(Stored dataset items)
-- START --

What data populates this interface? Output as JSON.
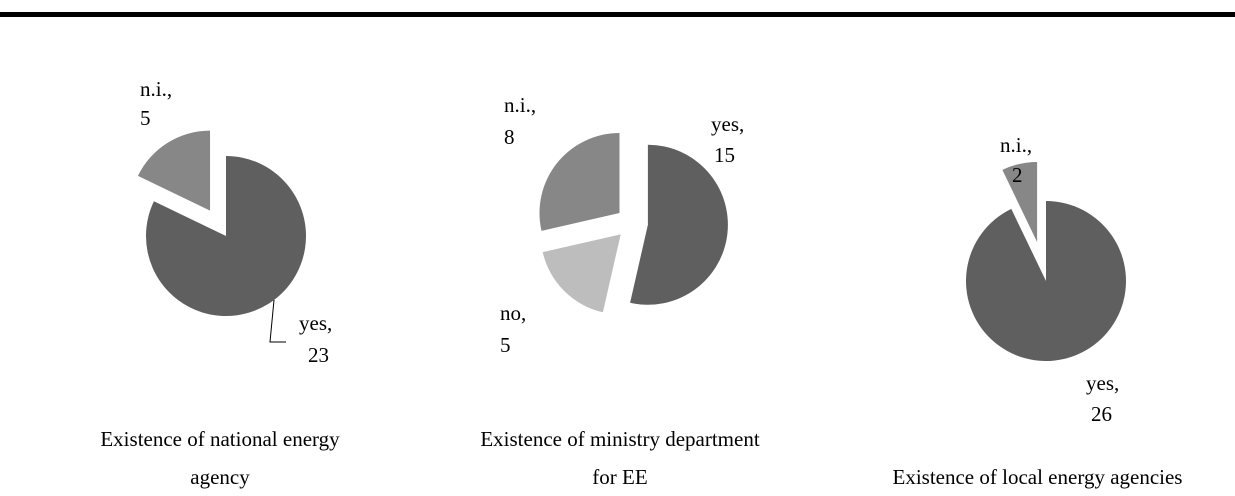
{
  "colors": {
    "yes": "#5f5f5f",
    "no": "#bdbdbd",
    "n.i.": "#878787"
  },
  "chart_data": [
    {
      "type": "pie",
      "title": "Existence of national energy agency",
      "slices": [
        {
          "label": "yes",
          "value": 23
        },
        {
          "label": "n.i.",
          "value": 5
        }
      ],
      "legend": "none",
      "data_labels": [
        "yes, 23",
        "n.i., 5"
      ]
    },
    {
      "type": "pie",
      "title": "Existence of ministry department for EE",
      "slices": [
        {
          "label": "yes",
          "value": 15
        },
        {
          "label": "no",
          "value": 5
        },
        {
          "label": "n.i.",
          "value": 8
        }
      ],
      "legend": "none",
      "data_labels": [
        "yes, 15",
        "no, 5",
        "n.i., 8"
      ]
    },
    {
      "type": "pie",
      "title": "Existence of local energy agencies",
      "slices": [
        {
          "label": "yes",
          "value": 26
        },
        {
          "label": "n.i.",
          "value": 2
        }
      ],
      "legend": "none",
      "data_labels": [
        "yes, 26",
        "n.i., 2"
      ]
    }
  ],
  "captions": [
    [
      "Existence of national energy",
      "agency"
    ],
    [
      "Existence of ministry department",
      "for EE"
    ],
    [
      "Existence of local energy agencies"
    ]
  ]
}
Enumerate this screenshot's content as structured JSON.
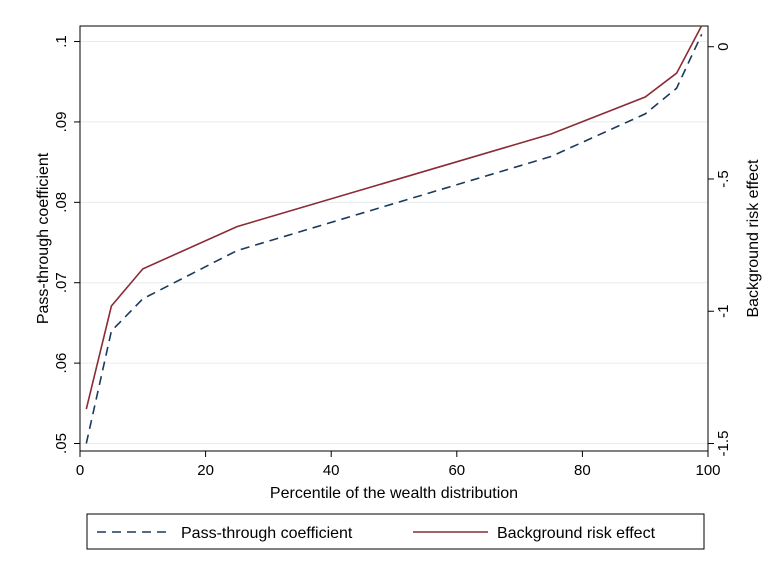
{
  "chart_data": {
    "type": "line",
    "title": "",
    "xlabel": "Percentile of the wealth distribution",
    "ylabel_left": "Pass-through coefficient",
    "ylabel_right": "Background risk effect",
    "xlim": [
      0,
      100
    ],
    "ylim_left": [
      0.05,
      0.101
    ],
    "ylim_right": [
      -1.5,
      0.05
    ],
    "x_ticks": [
      "0",
      "20",
      "40",
      "60",
      "80",
      "100"
    ],
    "x_tick_values": [
      0,
      20,
      40,
      60,
      80,
      100
    ],
    "y_left_ticks": [
      ".05",
      ".06",
      ".07",
      ".08",
      ".09",
      ".1"
    ],
    "y_left_tick_values": [
      0.05,
      0.06,
      0.07,
      0.08,
      0.09,
      0.1
    ],
    "y_right_ticks": [
      "-1.5",
      "-1",
      "-.5",
      "0"
    ],
    "y_right_tick_values": [
      -1.5,
      -1,
      -0.5,
      0
    ],
    "grid": true,
    "legend_position": "bottom",
    "series": [
      {
        "name": "Pass-through coefficient",
        "axis": "left",
        "style": "dashed",
        "color": "#1a3a5c",
        "x": [
          1,
          5,
          10,
          25,
          75,
          90,
          95,
          99
        ],
        "y": [
          0.05,
          0.064,
          0.068,
          0.074,
          0.0857,
          0.091,
          0.0942,
          0.1009
        ]
      },
      {
        "name": "Background risk effect",
        "axis": "right",
        "style": "solid",
        "color": "#8b2b35",
        "x": [
          1,
          5,
          10,
          25,
          75,
          90,
          95,
          99
        ],
        "y": [
          -1.37,
          -0.98,
          -0.84,
          -0.68,
          -0.33,
          -0.19,
          -0.1,
          0.08
        ]
      }
    ]
  }
}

-- END --

:: What you will do ::
Write out the whole listing again, exactly, with no pictures.

:: Task output ::
What data populates this interface? Output as JSON.
{
  "colors": {
    "yes": "#5f5f5f",
    "no": "#bdbdbd",
    "n.i.": "#878787"
  },
  "chart_data": [
    {
      "type": "pie",
      "title": "Existence of national energy agency",
      "slices": [
        {
          "label": "yes",
          "value": 23
        },
        {
          "label": "n.i.",
          "value": 5
        }
      ],
      "legend": "none",
      "data_labels": [
        "yes, 23",
        "n.i., 5"
      ]
    },
    {
      "type": "pie",
      "title": "Existence of ministry department for EE",
      "slices": [
        {
          "label": "yes",
          "value": 15
        },
        {
          "label": "no",
          "value": 5
        },
        {
          "label": "n.i.",
          "value": 8
        }
      ],
      "legend": "none",
      "data_labels": [
        "yes, 15",
        "no, 5",
        "n.i., 8"
      ]
    },
    {
      "type": "pie",
      "title": "Existence of local energy agencies",
      "slices": [
        {
          "label": "yes",
          "value": 26
        },
        {
          "label": "n.i.",
          "value": 2
        }
      ],
      "legend": "none",
      "data_labels": [
        "yes, 26",
        "n.i., 2"
      ]
    }
  ],
  "captions": [
    [
      "Existence of national energy",
      "agency"
    ],
    [
      "Existence of ministry department",
      "for EE"
    ],
    [
      "Existence of local energy agencies"
    ]
  ]
}
Enumerate this screenshot's content as structured JSON.
{
  "chart_data": {
    "type": "line",
    "title": "",
    "xlabel": "Percentile of the wealth distribution",
    "ylabel_left": "Pass-through coefficient",
    "ylabel_right": "Background risk effect",
    "xlim": [
      0,
      100
    ],
    "ylim_left": [
      0.05,
      0.101
    ],
    "ylim_right": [
      -1.5,
      0.05
    ],
    "x_ticks": [
      "0",
      "20",
      "40",
      "60",
      "80",
      "100"
    ],
    "x_tick_values": [
      0,
      20,
      40,
      60,
      80,
      100
    ],
    "y_left_ticks": [
      ".05",
      ".06",
      ".07",
      ".08",
      ".09",
      ".1"
    ],
    "y_left_tick_values": [
      0.05,
      0.06,
      0.07,
      0.08,
      0.09,
      0.1
    ],
    "y_right_ticks": [
      "-1.5",
      "-1",
      "-.5",
      "0"
    ],
    "y_right_tick_values": [
      -1.5,
      -1,
      -0.5,
      0
    ],
    "grid": true,
    "legend_position": "bottom",
    "series": [
      {
        "name": "Pass-through coefficient",
        "axis": "left",
        "style": "dashed",
        "color": "#1a3a5c",
        "x": [
          1,
          5,
          10,
          25,
          75,
          90,
          95,
          99
        ],
        "y": [
          0.05,
          0.064,
          0.068,
          0.074,
          0.0857,
          0.091,
          0.0942,
          0.1009
        ]
      },
      {
        "name": "Background risk effect",
        "axis": "right",
        "style": "solid",
        "color": "#8b2b35",
        "x": [
          1,
          5,
          10,
          25,
          75,
          90,
          95,
          99
        ],
        "y": [
          -1.37,
          -0.98,
          -0.84,
          -0.68,
          -0.33,
          -0.19,
          -0.1,
          0.08
        ]
      }
    ]
  }
}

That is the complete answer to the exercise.